#### The problem:
Omit all pictures. Copy the rest of the material exactly.

#### Entries supplied:
====
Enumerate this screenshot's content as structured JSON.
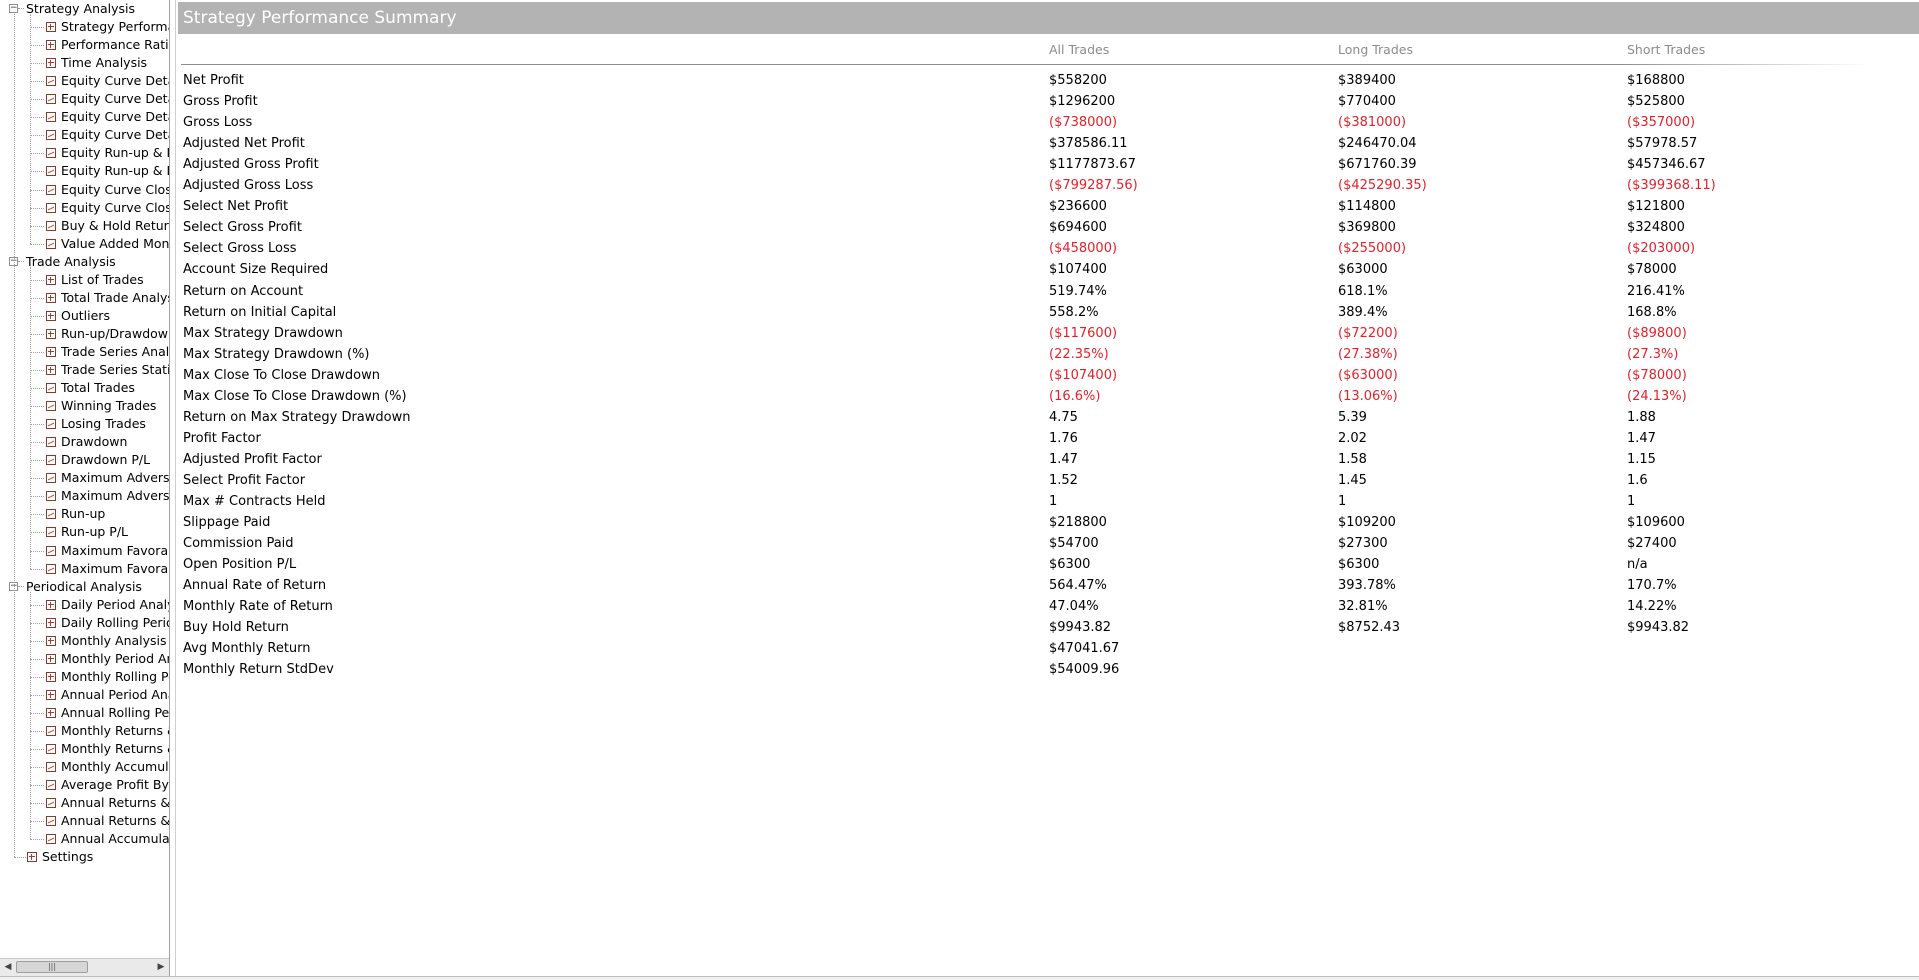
{
  "tree": {
    "groups": [
      {
        "label": "Strategy Analysis",
        "items": [
          {
            "label": "Strategy Performar",
            "icon": "table"
          },
          {
            "label": "Performance Ratios",
            "icon": "table"
          },
          {
            "label": "Time Analysis",
            "icon": "table"
          },
          {
            "label": "Equity Curve Detail",
            "icon": "chart"
          },
          {
            "label": "Equity Curve Detail",
            "icon": "chart"
          },
          {
            "label": "Equity Curve Detail",
            "icon": "chart"
          },
          {
            "label": "Equity Curve Detail",
            "icon": "chart"
          },
          {
            "label": "Equity Run-up & Dr",
            "icon": "chart"
          },
          {
            "label": "Equity Run-up & Dr",
            "icon": "chart"
          },
          {
            "label": "Equity Curve Close",
            "icon": "chart"
          },
          {
            "label": "Equity Curve Close",
            "icon": "chart"
          },
          {
            "label": "Buy & Hold Return",
            "icon": "chart"
          },
          {
            "label": "Value Added Mont",
            "icon": "chart"
          }
        ]
      },
      {
        "label": "Trade Analysis",
        "items": [
          {
            "label": "List of Trades",
            "icon": "table"
          },
          {
            "label": "Total Trade Analysi",
            "icon": "table"
          },
          {
            "label": "Outliers",
            "icon": "table"
          },
          {
            "label": "Run-up/Drawdown",
            "icon": "table"
          },
          {
            "label": "Trade Series Analys",
            "icon": "table"
          },
          {
            "label": "Trade Series Statist",
            "icon": "table"
          },
          {
            "label": "Total Trades",
            "icon": "chart"
          },
          {
            "label": "Winning Trades",
            "icon": "chart"
          },
          {
            "label": "Losing Trades",
            "icon": "chart"
          },
          {
            "label": "Drawdown",
            "icon": "chart"
          },
          {
            "label": "Drawdown P/L",
            "icon": "chart"
          },
          {
            "label": "Maximum Adverse",
            "icon": "chart"
          },
          {
            "label": "Maximum Adverse",
            "icon": "chart"
          },
          {
            "label": "Run-up",
            "icon": "chart"
          },
          {
            "label": "Run-up P/L",
            "icon": "chart"
          },
          {
            "label": "Maximum Favorab",
            "icon": "chart"
          },
          {
            "label": "Maximum Favorab",
            "icon": "chart"
          }
        ]
      },
      {
        "label": "Periodical Analysis",
        "items": [
          {
            "label": "Daily Period Analys",
            "icon": "table"
          },
          {
            "label": "Daily Rolling Perioc",
            "icon": "table"
          },
          {
            "label": "Monthly Analysis",
            "icon": "table"
          },
          {
            "label": "Monthly Period Ana",
            "icon": "table"
          },
          {
            "label": "Monthly Rolling Pe",
            "icon": "table"
          },
          {
            "label": "Annual Period Anal",
            "icon": "table"
          },
          {
            "label": "Annual Rolling Peri",
            "icon": "table"
          },
          {
            "label": "Monthly Returns &",
            "icon": "chart"
          },
          {
            "label": "Monthly Returns &",
            "icon": "chart"
          },
          {
            "label": "Monthly Accumulat",
            "icon": "chart"
          },
          {
            "label": "Average Profit By M",
            "icon": "chart"
          },
          {
            "label": "Annual Returns & D",
            "icon": "chart"
          },
          {
            "label": "Annual Returns & D",
            "icon": "chart"
          },
          {
            "label": "Annual Accumulativ",
            "icon": "chart"
          }
        ]
      }
    ],
    "settings_label": "Settings"
  },
  "report": {
    "title": "Strategy Performance Summary",
    "columns": [
      "All Trades",
      "Long Trades",
      "Short Trades"
    ],
    "rows": [
      [
        "Net Profit",
        "$558200",
        "$389400",
        "$168800"
      ],
      [
        "Gross Profit",
        "$1296200",
        "$770400",
        "$525800"
      ],
      [
        "Gross Loss",
        "($738000)",
        "($381000)",
        "($357000)"
      ],
      [
        "Adjusted Net Profit",
        "$378586.11",
        "$246470.04",
        "$57978.57"
      ],
      [
        "Adjusted Gross Profit",
        "$1177873.67",
        "$671760.39",
        "$457346.67"
      ],
      [
        "Adjusted Gross Loss",
        "($799287.56)",
        "($425290.35)",
        "($399368.11)"
      ],
      [
        "Select Net Profit",
        "$236600",
        "$114800",
        "$121800"
      ],
      [
        "Select Gross Profit",
        "$694600",
        "$369800",
        "$324800"
      ],
      [
        "Select Gross Loss",
        "($458000)",
        "($255000)",
        "($203000)"
      ],
      [
        "Account Size Required",
        "$107400",
        "$63000",
        "$78000"
      ],
      [
        "Return on Account",
        "519.74%",
        "618.1%",
        "216.41%"
      ],
      [
        "Return on Initial Capital",
        "558.2%",
        "389.4%",
        "168.8%"
      ],
      [
        "Max Strategy Drawdown",
        "($117600)",
        "($72200)",
        "($89800)"
      ],
      [
        "Max Strategy Drawdown (%)",
        "(22.35%)",
        "(27.38%)",
        "(27.3%)"
      ],
      [
        "Max Close To Close Drawdown",
        "($107400)",
        "($63000)",
        "($78000)"
      ],
      [
        "Max Close To Close Drawdown (%)",
        "(16.6%)",
        "(13.06%)",
        "(24.13%)"
      ],
      [
        "Return on Max Strategy Drawdown",
        "4.75",
        "5.39",
        "1.88"
      ],
      [
        "Profit Factor",
        "1.76",
        "2.02",
        "1.47"
      ],
      [
        "Adjusted Profit Factor",
        "1.47",
        "1.58",
        "1.15"
      ],
      [
        "Select Profit Factor",
        "1.52",
        "1.45",
        "1.6"
      ],
      [
        "Max # Contracts Held",
        "1",
        "1",
        "1"
      ],
      [
        "Slippage Paid",
        "$218800",
        "$109200",
        "$109600"
      ],
      [
        "Commission Paid",
        "$54700",
        "$27300",
        "$27400"
      ],
      [
        "Open Position P/L",
        "$6300",
        "$6300",
        "n/a"
      ],
      [
        "Annual Rate of Return",
        "564.47%",
        "393.78%",
        "170.7%"
      ],
      [
        "Monthly Rate of Return",
        "47.04%",
        "32.81%",
        "14.22%"
      ],
      [
        "Buy  Hold Return",
        "$9943.82",
        "$8752.43",
        "$9943.82"
      ],
      [
        "Avg Monthly Return",
        "$47041.67",
        "",
        ""
      ],
      [
        "Monthly Return StdDev",
        "$54009.96",
        "",
        ""
      ]
    ]
  },
  "colors": {
    "negative": "#e8202a",
    "title_bar": "#b3b3b3",
    "column_header": "#8c8c8c"
  }
}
====
#### Problem solution:
Enumerate this screenshot's content as structured JSON.
{
  "tree": {
    "groups": [
      {
        "label": "Strategy Analysis",
        "items": [
          {
            "label": "Strategy Performar",
            "icon": "table"
          },
          {
            "label": "Performance Ratios",
            "icon": "table"
          },
          {
            "label": "Time Analysis",
            "icon": "table"
          },
          {
            "label": "Equity Curve Detail",
            "icon": "chart"
          },
          {
            "label": "Equity Curve Detail",
            "icon": "chart"
          },
          {
            "label": "Equity Curve Detail",
            "icon": "chart"
          },
          {
            "label": "Equity Curve Detail",
            "icon": "chart"
          },
          {
            "label": "Equity Run-up & Dr",
            "icon": "chart"
          },
          {
            "label": "Equity Run-up & Dr",
            "icon": "chart"
          },
          {
            "label": "Equity Curve Close",
            "icon": "chart"
          },
          {
            "label": "Equity Curve Close",
            "icon": "chart"
          },
          {
            "label": "Buy & Hold Return",
            "icon": "chart"
          },
          {
            "label": "Value Added Mont",
            "icon": "chart"
          }
        ]
      },
      {
        "label": "Trade Analysis",
        "items": [
          {
            "label": "List of Trades",
            "icon": "table"
          },
          {
            "label": "Total Trade Analysi",
            "icon": "table"
          },
          {
            "label": "Outliers",
            "icon": "table"
          },
          {
            "label": "Run-up/Drawdown",
            "icon": "table"
          },
          {
            "label": "Trade Series Analys",
            "icon": "table"
          },
          {
            "label": "Trade Series Statist",
            "icon": "table"
          },
          {
            "label": "Total Trades",
            "icon": "chart"
          },
          {
            "label": "Winning Trades",
            "icon": "chart"
          },
          {
            "label": "Losing Trades",
            "icon": "chart"
          },
          {
            "label": "Drawdown",
            "icon": "chart"
          },
          {
            "label": "Drawdown P/L",
            "icon": "chart"
          },
          {
            "label": "Maximum Adverse",
            "icon": "chart"
          },
          {
            "label": "Maximum Adverse",
            "icon": "chart"
          },
          {
            "label": "Run-up",
            "icon": "chart"
          },
          {
            "label": "Run-up P/L",
            "icon": "chart"
          },
          {
            "label": "Maximum Favorab",
            "icon": "chart"
          },
          {
            "label": "Maximum Favorab",
            "icon": "chart"
          }
        ]
      },
      {
        "label": "Periodical Analysis",
        "items": [
          {
            "label": "Daily Period Analys",
            "icon": "table"
          },
          {
            "label": "Daily Rolling Perioc",
            "icon": "table"
          },
          {
            "label": "Monthly Analysis",
            "icon": "table"
          },
          {
            "label": "Monthly Period Ana",
            "icon": "table"
          },
          {
            "label": "Monthly Rolling Pe",
            "icon": "table"
          },
          {
            "label": "Annual Period Anal",
            "icon": "table"
          },
          {
            "label": "Annual Rolling Peri",
            "icon": "table"
          },
          {
            "label": "Monthly Returns &",
            "icon": "chart"
          },
          {
            "label": "Monthly Returns &",
            "icon": "chart"
          },
          {
            "label": "Monthly Accumulat",
            "icon": "chart"
          },
          {
            "label": "Average Profit By M",
            "icon": "chart"
          },
          {
            "label": "Annual Returns & D",
            "icon": "chart"
          },
          {
            "label": "Annual Returns & D",
            "icon": "chart"
          },
          {
            "label": "Annual Accumulativ",
            "icon": "chart"
          }
        ]
      }
    ],
    "settings_label": "Settings"
  },
  "report": {
    "title": "Strategy Performance Summary",
    "columns": [
      "All Trades",
      "Long Trades",
      "Short Trades"
    ],
    "rows": [
      [
        "Net Profit",
        "$558200",
        "$389400",
        "$168800"
      ],
      [
        "Gross Profit",
        "$1296200",
        "$770400",
        "$525800"
      ],
      [
        "Gross Loss",
        "($738000)",
        "($381000)",
        "($357000)"
      ],
      [
        "Adjusted Net Profit",
        "$378586.11",
        "$246470.04",
        "$57978.57"
      ],
      [
        "Adjusted Gross Profit",
        "$1177873.67",
        "$671760.39",
        "$457346.67"
      ],
      [
        "Adjusted Gross Loss",
        "($799287.56)",
        "($425290.35)",
        "($399368.11)"
      ],
      [
        "Select Net Profit",
        "$236600",
        "$114800",
        "$121800"
      ],
      [
        "Select Gross Profit",
        "$694600",
        "$369800",
        "$324800"
      ],
      [
        "Select Gross Loss",
        "($458000)",
        "($255000)",
        "($203000)"
      ],
      [
        "Account Size Required",
        "$107400",
        "$63000",
        "$78000"
      ],
      [
        "Return on Account",
        "519.74%",
        "618.1%",
        "216.41%"
      ],
      [
        "Return on Initial Capital",
        "558.2%",
        "389.4%",
        "168.8%"
      ],
      [
        "Max Strategy Drawdown",
        "($117600)",
        "($72200)",
        "($89800)"
      ],
      [
        "Max Strategy Drawdown (%)",
        "(22.35%)",
        "(27.38%)",
        "(27.3%)"
      ],
      [
        "Max Close To Close Drawdown",
        "($107400)",
        "($63000)",
        "($78000)"
      ],
      [
        "Max Close To Close Drawdown (%)",
        "(16.6%)",
        "(13.06%)",
        "(24.13%)"
      ],
      [
        "Return on Max Strategy Drawdown",
        "4.75",
        "5.39",
        "1.88"
      ],
      [
        "Profit Factor",
        "1.76",
        "2.02",
        "1.47"
      ],
      [
        "Adjusted Profit Factor",
        "1.47",
        "1.58",
        "1.15"
      ],
      [
        "Select Profit Factor",
        "1.52",
        "1.45",
        "1.6"
      ],
      [
        "Max # Contracts Held",
        "1",
        "1",
        "1"
      ],
      [
        "Slippage Paid",
        "$218800",
        "$109200",
        "$109600"
      ],
      [
        "Commission Paid",
        "$54700",
        "$27300",
        "$27400"
      ],
      [
        "Open Position P/L",
        "$6300",
        "$6300",
        "n/a"
      ],
      [
        "Annual Rate of Return",
        "564.47%",
        "393.78%",
        "170.7%"
      ],
      [
        "Monthly Rate of Return",
        "47.04%",
        "32.81%",
        "14.22%"
      ],
      [
        "Buy  Hold Return",
        "$9943.82",
        "$8752.43",
        "$9943.82"
      ],
      [
        "Avg Monthly Return",
        "$47041.67",
        "",
        ""
      ],
      [
        "Monthly Return StdDev",
        "$54009.96",
        "",
        ""
      ]
    ]
  },
  "colors": {
    "negative": "#e8202a",
    "title_bar": "#b3b3b3",
    "column_header": "#8c8c8c"
  }
}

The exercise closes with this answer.